BEGIN

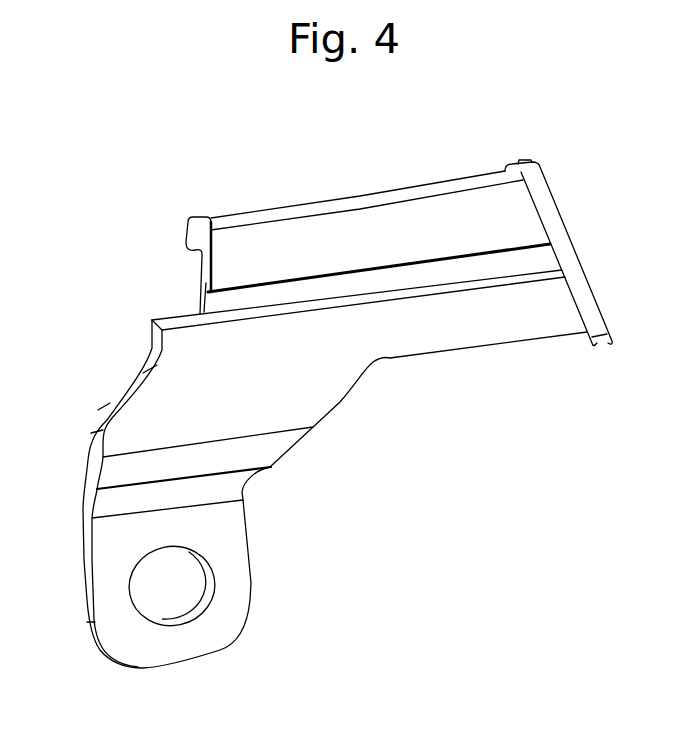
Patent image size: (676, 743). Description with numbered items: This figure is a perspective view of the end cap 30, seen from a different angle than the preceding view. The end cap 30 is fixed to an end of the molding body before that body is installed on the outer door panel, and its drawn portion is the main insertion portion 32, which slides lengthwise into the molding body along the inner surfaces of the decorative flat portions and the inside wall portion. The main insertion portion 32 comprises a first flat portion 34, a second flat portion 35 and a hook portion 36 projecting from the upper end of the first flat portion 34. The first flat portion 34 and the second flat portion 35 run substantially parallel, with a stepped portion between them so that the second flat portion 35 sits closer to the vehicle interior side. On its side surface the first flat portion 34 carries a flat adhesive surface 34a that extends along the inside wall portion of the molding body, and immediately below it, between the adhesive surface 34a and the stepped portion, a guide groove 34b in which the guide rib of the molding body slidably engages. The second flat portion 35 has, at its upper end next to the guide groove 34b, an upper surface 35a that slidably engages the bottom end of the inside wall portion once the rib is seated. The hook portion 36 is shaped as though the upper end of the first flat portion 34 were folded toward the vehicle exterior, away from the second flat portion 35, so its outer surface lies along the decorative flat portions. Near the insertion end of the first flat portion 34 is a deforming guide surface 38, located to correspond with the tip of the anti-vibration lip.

The end cap 30 is at (471, 365).
The main insertion portion 32 is at (93, 267).
The first flat portion 34 is at (199, 293).
The adhesive surface 34a is at (350, 228).
The guide groove 34b is at (460, 268).
The second flat portion 35 is at (177, 344).
The upper surface 35a is at (385, 293).
The hook portion 36 is at (190, 235).
The deforming guide surface 38 is at (223, 277).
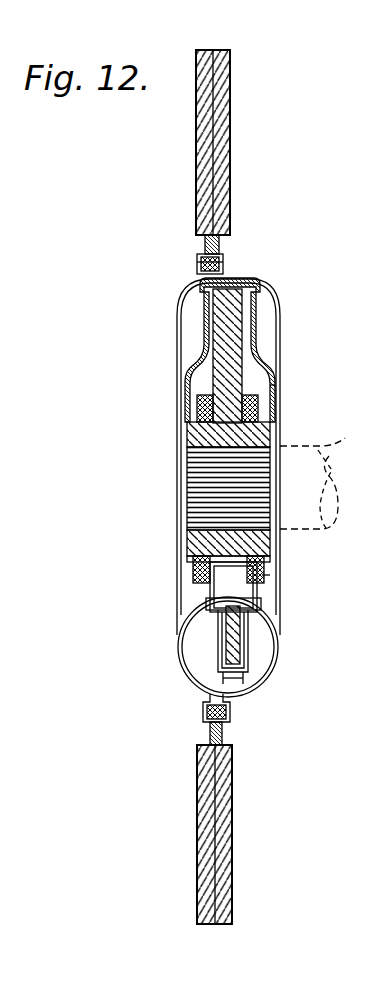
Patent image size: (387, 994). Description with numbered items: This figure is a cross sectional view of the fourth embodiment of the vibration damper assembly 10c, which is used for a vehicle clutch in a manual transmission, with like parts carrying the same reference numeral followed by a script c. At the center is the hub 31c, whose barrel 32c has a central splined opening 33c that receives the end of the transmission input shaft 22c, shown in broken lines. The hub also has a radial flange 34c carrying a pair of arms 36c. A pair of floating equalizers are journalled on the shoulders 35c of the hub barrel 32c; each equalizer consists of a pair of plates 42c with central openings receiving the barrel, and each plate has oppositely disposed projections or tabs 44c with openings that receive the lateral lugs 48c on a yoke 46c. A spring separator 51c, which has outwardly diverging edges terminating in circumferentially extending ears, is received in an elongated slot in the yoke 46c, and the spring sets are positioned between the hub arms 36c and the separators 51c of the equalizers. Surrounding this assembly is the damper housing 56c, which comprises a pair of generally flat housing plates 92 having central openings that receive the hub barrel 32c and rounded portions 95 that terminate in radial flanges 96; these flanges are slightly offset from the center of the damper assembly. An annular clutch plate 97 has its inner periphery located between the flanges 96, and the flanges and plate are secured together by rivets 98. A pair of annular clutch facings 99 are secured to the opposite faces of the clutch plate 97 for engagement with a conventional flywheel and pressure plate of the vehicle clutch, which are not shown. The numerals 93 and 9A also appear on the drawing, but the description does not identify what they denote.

The vibration damper assembly 10c is at (283, 349).
The transmission input shaft 22c is at (312, 471).
The hub 31c is at (185, 416).
The barrel 32c is at (205, 520).
The central splined opening 33c is at (205, 458).
The radial flange 34c is at (192, 590).
The shoulders 35c is at (275, 408).
The arms 36c is at (258, 290).
The plates 42c is at (203, 410).
The projections or tabs 44c is at (195, 634).
The yoke 46c is at (188, 690).
The lateral lugs 48c is at (195, 610).
The spring separator 51c is at (245, 648).
The damper housing 56c is at (178, 678).
The housing plates 92 is at (186, 575).
The connector 93 is at (272, 388).
The rounded portions 95 is at (180, 660).
The radial flanges 96 is at (224, 742).
The annular clutch plate 97 is at (200, 795).
The rivets 98 is at (222, 270).
The annular clutch facings 99 is at (200, 168).
The upper plate 9A is at (190, 435).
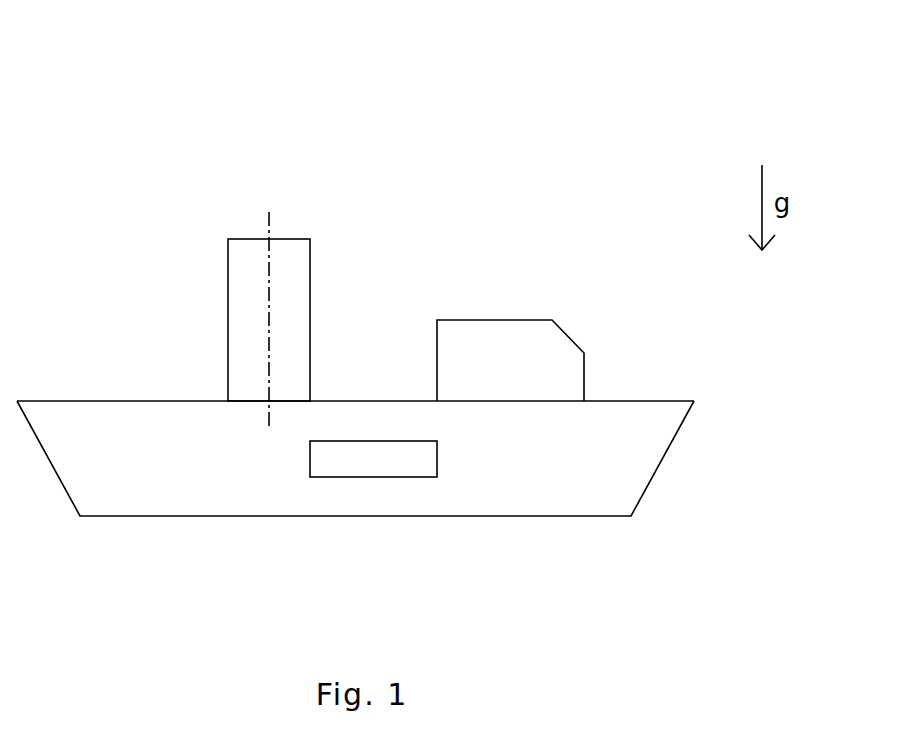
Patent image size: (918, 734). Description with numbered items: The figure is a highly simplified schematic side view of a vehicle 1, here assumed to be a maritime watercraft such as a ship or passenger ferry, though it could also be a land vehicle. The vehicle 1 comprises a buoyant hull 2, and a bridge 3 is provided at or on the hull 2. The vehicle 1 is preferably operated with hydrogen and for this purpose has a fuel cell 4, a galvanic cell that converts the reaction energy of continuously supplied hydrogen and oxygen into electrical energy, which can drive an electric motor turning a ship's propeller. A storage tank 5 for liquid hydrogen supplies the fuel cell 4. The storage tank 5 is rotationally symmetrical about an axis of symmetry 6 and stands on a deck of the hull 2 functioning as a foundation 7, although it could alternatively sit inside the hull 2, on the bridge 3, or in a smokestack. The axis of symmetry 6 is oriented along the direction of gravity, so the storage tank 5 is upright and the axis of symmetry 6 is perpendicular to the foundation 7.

The vehicle 1 is at (108, 79).
The hull 2 is at (508, 516).
The bridge 3 is at (522, 320).
The fuel cell 4 is at (370, 477).
The storage tank 5 is at (228, 293).
The axis of symmetry 6 is at (269, 222).
The foundation 7 is at (80, 401).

END

Copy every line of the three records above word for word, leaving out the pictures.

- Task response
Patent image size: (676, 743). Description with numbered items: This figure is a perspective view of the end cap 30, seen from a different angle than the preceding view. The end cap 30 is fixed to an end of the molding body before that body is installed on the outer door panel, and its drawn portion is the main insertion portion 32, which slides lengthwise into the molding body along the inner surfaces of the decorative flat portions and the inside wall portion. The main insertion portion 32 comprises a first flat portion 34, a second flat portion 35 and a hook portion 36 projecting from the upper end of the first flat portion 34. The first flat portion 34 and the second flat portion 35 run substantially parallel, with a stepped portion between them so that the second flat portion 35 sits closer to the vehicle interior side. On its side surface the first flat portion 34 carries a flat adhesive surface 34a that extends along the inside wall portion of the molding body, and immediately below it, between the adhesive surface 34a and the stepped portion, a guide groove 34b in which the guide rib of the molding body slidably engages. The second flat portion 35 has, at its upper end next to the guide groove 34b, an upper surface 35a that slidably engages the bottom end of the inside wall portion once the rib is seated. The hook portion 36 is shaped as though the upper end of the first flat portion 34 were folded toward the vehicle exterior, away from the second flat portion 35, so its outer surface lies along the decorative flat portions. Near the insertion end of the first flat portion 34 is a deforming guide surface 38, located to correspond with the tip of the anti-vibration lip.

The end cap 30 is at (471, 365).
The main insertion portion 32 is at (93, 267).
The first flat portion 34 is at (199, 293).
The adhesive surface 34a is at (350, 228).
The guide groove 34b is at (460, 268).
The second flat portion 35 is at (177, 344).
The upper surface 35a is at (385, 293).
The hook portion 36 is at (190, 235).
The deforming guide surface 38 is at (223, 277).
Patent image size: (387, 994). Description with numbered items: This figure is a cross sectional view of the fourth embodiment of the vibration damper assembly 10c, which is used for a vehicle clutch in a manual transmission, with like parts carrying the same reference numeral followed by a script c. At the center is the hub 31c, whose barrel 32c has a central splined opening 33c that receives the end of the transmission input shaft 22c, shown in broken lines. The hub also has a radial flange 34c carrying a pair of arms 36c. A pair of floating equalizers are journalled on the shoulders 35c of the hub barrel 32c; each equalizer consists of a pair of plates 42c with central openings receiving the barrel, and each plate has oppositely disposed projections or tabs 44c with openings that receive the lateral lugs 48c on a yoke 46c. A spring separator 51c, which has outwardly diverging edges terminating in circumferentially extending ears, is received in an elongated slot in the yoke 46c, and the spring sets are positioned between the hub arms 36c and the separators 51c of the equalizers. Surrounding this assembly is the damper housing 56c, which comprises a pair of generally flat housing plates 92 having central openings that receive the hub barrel 32c and rounded portions 95 that terminate in radial flanges 96; these flanges are slightly offset from the center of the damper assembly. An annular clutch plate 97 has its inner periphery located between the flanges 96, and the flanges and plate are secured together by rivets 98. A pair of annular clutch facings 99 are secured to the opposite faces of the clutch plate 97 for engagement with a conventional flywheel and pressure plate of the vehicle clutch, which are not shown. The numerals 93 and 9A also appear on the drawing, but the description does not identify what they denote.

The vibration damper assembly 10c is at (283, 349).
The transmission input shaft 22c is at (312, 471).
The hub 31c is at (185, 416).
The barrel 32c is at (205, 520).
The central splined opening 33c is at (205, 458).
The radial flange 34c is at (192, 590).
The shoulders 35c is at (275, 408).
The arms 36c is at (258, 290).
The plates 42c is at (203, 410).
The projections or tabs 44c is at (195, 634).
The yoke 46c is at (188, 690).
The lateral lugs 48c is at (195, 610).
The spring separator 51c is at (245, 648).
The damper housing 56c is at (178, 678).
The housing plates 92 is at (186, 575).
The connector 93 is at (272, 388).
The rounded portions 95 is at (180, 660).
The radial flanges 96 is at (224, 742).
The annular clutch plate 97 is at (200, 795).
The rivets 98 is at (222, 270).
The annular clutch facings 99 is at (200, 168).
The upper plate 9A is at (190, 435).
Patent image size: (918, 734). Description with numbered items: The figure is a highly simplified schematic side view of a vehicle 1, here assumed to be a maritime watercraft such as a ship or passenger ferry, though it could also be a land vehicle. The vehicle 1 comprises a buoyant hull 2, and a bridge 3 is provided at or on the hull 2. The vehicle 1 is preferably operated with hydrogen and for this purpose has a fuel cell 4, a galvanic cell that converts the reaction energy of continuously supplied hydrogen and oxygen into electrical energy, which can drive an electric motor turning a ship's propeller. A storage tank 5 for liquid hydrogen supplies the fuel cell 4. The storage tank 5 is rotationally symmetrical about an axis of symmetry 6 and stands on a deck of the hull 2 functioning as a foundation 7, although it could alternatively sit inside the hull 2, on the bridge 3, or in a smokestack. The axis of symmetry 6 is oriented along the direction of gravity, so the storage tank 5 is upright and the axis of symmetry 6 is perpendicular to the foundation 7.

The vehicle 1 is at (108, 79).
The hull 2 is at (508, 516).
The bridge 3 is at (522, 320).
The fuel cell 4 is at (370, 477).
The storage tank 5 is at (228, 293).
The axis of symmetry 6 is at (269, 222).
The foundation 7 is at (80, 401).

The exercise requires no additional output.